TASK OBJECTIVE → Write out all of the data exactly as it appears.

DATA PROVIDED →
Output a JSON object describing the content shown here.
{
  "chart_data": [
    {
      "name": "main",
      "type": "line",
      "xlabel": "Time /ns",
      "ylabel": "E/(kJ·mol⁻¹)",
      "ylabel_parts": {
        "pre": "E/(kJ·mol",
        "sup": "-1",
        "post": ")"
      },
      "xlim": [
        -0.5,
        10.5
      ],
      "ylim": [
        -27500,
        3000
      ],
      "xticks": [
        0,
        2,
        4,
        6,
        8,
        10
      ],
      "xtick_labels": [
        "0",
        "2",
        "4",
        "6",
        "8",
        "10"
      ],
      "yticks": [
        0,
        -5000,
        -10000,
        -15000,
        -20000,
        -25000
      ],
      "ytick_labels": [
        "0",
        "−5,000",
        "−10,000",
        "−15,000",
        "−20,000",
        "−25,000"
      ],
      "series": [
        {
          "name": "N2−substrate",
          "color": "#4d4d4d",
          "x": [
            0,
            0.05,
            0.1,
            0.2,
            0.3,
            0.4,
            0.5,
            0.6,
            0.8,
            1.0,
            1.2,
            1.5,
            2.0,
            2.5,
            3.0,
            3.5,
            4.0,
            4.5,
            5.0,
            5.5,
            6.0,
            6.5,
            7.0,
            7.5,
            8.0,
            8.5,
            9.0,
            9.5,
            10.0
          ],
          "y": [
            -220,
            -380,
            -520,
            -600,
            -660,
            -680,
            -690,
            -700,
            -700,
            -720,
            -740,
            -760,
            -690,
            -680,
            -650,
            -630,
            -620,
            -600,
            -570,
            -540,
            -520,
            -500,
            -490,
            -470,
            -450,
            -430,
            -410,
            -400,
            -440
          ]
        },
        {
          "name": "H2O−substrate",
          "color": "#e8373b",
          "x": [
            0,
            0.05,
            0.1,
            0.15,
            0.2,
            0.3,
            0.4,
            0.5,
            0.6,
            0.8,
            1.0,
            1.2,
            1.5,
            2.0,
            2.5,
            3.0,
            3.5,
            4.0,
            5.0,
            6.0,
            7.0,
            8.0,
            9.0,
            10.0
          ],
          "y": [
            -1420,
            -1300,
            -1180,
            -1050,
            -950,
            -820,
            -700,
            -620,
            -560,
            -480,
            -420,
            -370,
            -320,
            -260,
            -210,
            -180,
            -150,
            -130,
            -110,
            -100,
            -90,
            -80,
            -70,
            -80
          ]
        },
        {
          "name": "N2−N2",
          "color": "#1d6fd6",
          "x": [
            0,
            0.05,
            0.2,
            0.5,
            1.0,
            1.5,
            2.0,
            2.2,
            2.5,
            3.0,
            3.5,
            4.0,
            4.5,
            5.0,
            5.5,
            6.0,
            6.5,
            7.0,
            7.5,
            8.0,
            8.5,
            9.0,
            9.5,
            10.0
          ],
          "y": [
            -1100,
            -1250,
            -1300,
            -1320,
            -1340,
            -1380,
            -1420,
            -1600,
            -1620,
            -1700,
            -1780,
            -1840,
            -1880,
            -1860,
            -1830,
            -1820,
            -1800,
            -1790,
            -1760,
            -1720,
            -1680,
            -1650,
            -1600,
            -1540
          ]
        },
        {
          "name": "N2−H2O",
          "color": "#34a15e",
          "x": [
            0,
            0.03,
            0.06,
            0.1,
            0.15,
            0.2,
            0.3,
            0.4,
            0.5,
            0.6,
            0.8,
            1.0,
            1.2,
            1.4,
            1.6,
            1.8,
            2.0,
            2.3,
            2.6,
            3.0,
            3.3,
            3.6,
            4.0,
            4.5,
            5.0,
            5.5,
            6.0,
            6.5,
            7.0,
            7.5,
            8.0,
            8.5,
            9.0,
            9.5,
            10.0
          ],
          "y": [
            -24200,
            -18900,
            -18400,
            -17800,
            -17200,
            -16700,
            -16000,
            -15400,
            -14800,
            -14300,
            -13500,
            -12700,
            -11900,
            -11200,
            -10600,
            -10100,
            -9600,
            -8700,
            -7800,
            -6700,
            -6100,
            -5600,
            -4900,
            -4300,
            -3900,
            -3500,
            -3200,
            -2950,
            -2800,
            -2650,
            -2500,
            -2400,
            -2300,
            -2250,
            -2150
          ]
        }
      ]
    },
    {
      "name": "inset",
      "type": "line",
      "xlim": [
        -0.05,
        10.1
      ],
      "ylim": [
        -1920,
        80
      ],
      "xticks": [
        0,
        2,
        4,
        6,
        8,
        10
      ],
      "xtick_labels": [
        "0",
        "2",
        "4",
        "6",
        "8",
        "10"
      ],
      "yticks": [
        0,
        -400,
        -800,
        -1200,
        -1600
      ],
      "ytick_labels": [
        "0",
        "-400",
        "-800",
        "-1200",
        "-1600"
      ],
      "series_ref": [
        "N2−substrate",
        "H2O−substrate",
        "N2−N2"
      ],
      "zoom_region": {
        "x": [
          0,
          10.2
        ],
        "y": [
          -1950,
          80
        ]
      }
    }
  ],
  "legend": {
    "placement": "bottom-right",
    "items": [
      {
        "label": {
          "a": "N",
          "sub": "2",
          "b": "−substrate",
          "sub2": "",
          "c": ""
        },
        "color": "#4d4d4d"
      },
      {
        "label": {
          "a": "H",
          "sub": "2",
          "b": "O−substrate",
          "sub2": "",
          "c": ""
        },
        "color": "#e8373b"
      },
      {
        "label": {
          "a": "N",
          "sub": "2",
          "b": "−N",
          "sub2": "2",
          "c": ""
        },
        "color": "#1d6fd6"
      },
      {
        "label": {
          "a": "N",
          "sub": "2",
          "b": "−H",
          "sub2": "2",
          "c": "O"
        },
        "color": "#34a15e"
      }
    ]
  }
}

TASK SOLUTION →
Output a JSON object describing the content shown here.
{
  "chart_data": [
    {
      "name": "main",
      "type": "line",
      "xlabel": "Time /ns",
      "ylabel": "E/(kJ·mol⁻¹)",
      "ylabel_parts": {
        "pre": "E/(kJ·mol",
        "sup": "-1",
        "post": ")"
      },
      "xlim": [
        -0.5,
        10.5
      ],
      "ylim": [
        -27500,
        3000
      ],
      "xticks": [
        0,
        2,
        4,
        6,
        8,
        10
      ],
      "xtick_labels": [
        "0",
        "2",
        "4",
        "6",
        "8",
        "10"
      ],
      "yticks": [
        0,
        -5000,
        -10000,
        -15000,
        -20000,
        -25000
      ],
      "ytick_labels": [
        "0",
        "−5,000",
        "−10,000",
        "−15,000",
        "−20,000",
        "−25,000"
      ],
      "series": [
        {
          "name": "N2−substrate",
          "color": "#4d4d4d",
          "x": [
            0,
            0.05,
            0.1,
            0.2,
            0.3,
            0.4,
            0.5,
            0.6,
            0.8,
            1.0,
            1.2,
            1.5,
            2.0,
            2.5,
            3.0,
            3.5,
            4.0,
            4.5,
            5.0,
            5.5,
            6.0,
            6.5,
            7.0,
            7.5,
            8.0,
            8.5,
            9.0,
            9.5,
            10.0
          ],
          "y": [
            -220,
            -380,
            -520,
            -600,
            -660,
            -680,
            -690,
            -700,
            -700,
            -720,
            -740,
            -760,
            -690,
            -680,
            -650,
            -630,
            -620,
            -600,
            -570,
            -540,
            -520,
            -500,
            -490,
            -470,
            -450,
            -430,
            -410,
            -400,
            -440
          ]
        },
        {
          "name": "H2O−substrate",
          "color": "#e8373b",
          "x": [
            0,
            0.05,
            0.1,
            0.15,
            0.2,
            0.3,
            0.4,
            0.5,
            0.6,
            0.8,
            1.0,
            1.2,
            1.5,
            2.0,
            2.5,
            3.0,
            3.5,
            4.0,
            5.0,
            6.0,
            7.0,
            8.0,
            9.0,
            10.0
          ],
          "y": [
            -1420,
            -1300,
            -1180,
            -1050,
            -950,
            -820,
            -700,
            -620,
            -560,
            -480,
            -420,
            -370,
            -320,
            -260,
            -210,
            -180,
            -150,
            -130,
            -110,
            -100,
            -90,
            -80,
            -70,
            -80
          ]
        },
        {
          "name": "N2−N2",
          "color": "#1d6fd6",
          "x": [
            0,
            0.05,
            0.2,
            0.5,
            1.0,
            1.5,
            2.0,
            2.2,
            2.5,
            3.0,
            3.5,
            4.0,
            4.5,
            5.0,
            5.5,
            6.0,
            6.5,
            7.0,
            7.5,
            8.0,
            8.5,
            9.0,
            9.5,
            10.0
          ],
          "y": [
            -1100,
            -1250,
            -1300,
            -1320,
            -1340,
            -1380,
            -1420,
            -1600,
            -1620,
            -1700,
            -1780,
            -1840,
            -1880,
            -1860,
            -1830,
            -1820,
            -1800,
            -1790,
            -1760,
            -1720,
            -1680,
            -1650,
            -1600,
            -1540
          ]
        },
        {
          "name": "N2−H2O",
          "color": "#34a15e",
          "x": [
            0,
            0.03,
            0.06,
            0.1,
            0.15,
            0.2,
            0.3,
            0.4,
            0.5,
            0.6,
            0.8,
            1.0,
            1.2,
            1.4,
            1.6,
            1.8,
            2.0,
            2.3,
            2.6,
            3.0,
            3.3,
            3.6,
            4.0,
            4.5,
            5.0,
            5.5,
            6.0,
            6.5,
            7.0,
            7.5,
            8.0,
            8.5,
            9.0,
            9.5,
            10.0
          ],
          "y": [
            -24200,
            -18900,
            -18400,
            -17800,
            -17200,
            -16700,
            -16000,
            -15400,
            -14800,
            -14300,
            -13500,
            -12700,
            -11900,
            -11200,
            -10600,
            -10100,
            -9600,
            -8700,
            -7800,
            -6700,
            -6100,
            -5600,
            -4900,
            -4300,
            -3900,
            -3500,
            -3200,
            -2950,
            -2800,
            -2650,
            -2500,
            -2400,
            -2300,
            -2250,
            -2150
          ]
        }
      ]
    },
    {
      "name": "inset",
      "type": "line",
      "xlim": [
        -0.05,
        10.1
      ],
      "ylim": [
        -1920,
        80
      ],
      "xticks": [
        0,
        2,
        4,
        6,
        8,
        10
      ],
      "xtick_labels": [
        "0",
        "2",
        "4",
        "6",
        "8",
        "10"
      ],
      "yticks": [
        0,
        -400,
        -800,
        -1200,
        -1600
      ],
      "ytick_labels": [
        "0",
        "-400",
        "-800",
        "-1200",
        "-1600"
      ],
      "series_ref": [
        "N2−substrate",
        "H2O−substrate",
        "N2−N2"
      ],
      "zoom_region": {
        "x": [
          0,
          10.2
        ],
        "y": [
          -1950,
          80
        ]
      }
    }
  ],
  "legend": {
    "placement": "bottom-right",
    "items": [
      {
        "label": {
          "a": "N",
          "sub": "2",
          "b": "−substrate",
          "sub2": "",
          "c": ""
        },
        "color": "#4d4d4d"
      },
      {
        "label": {
          "a": "H",
          "sub": "2",
          "b": "O−substrate",
          "sub2": "",
          "c": ""
        },
        "color": "#e8373b"
      },
      {
        "label": {
          "a": "N",
          "sub": "2",
          "b": "−N",
          "sub2": "2",
          "c": ""
        },
        "color": "#1d6fd6"
      },
      {
        "label": {
          "a": "N",
          "sub": "2",
          "b": "−H",
          "sub2": "2",
          "c": "O"
        },
        "color": "#34a15e"
      }
    ]
  }
}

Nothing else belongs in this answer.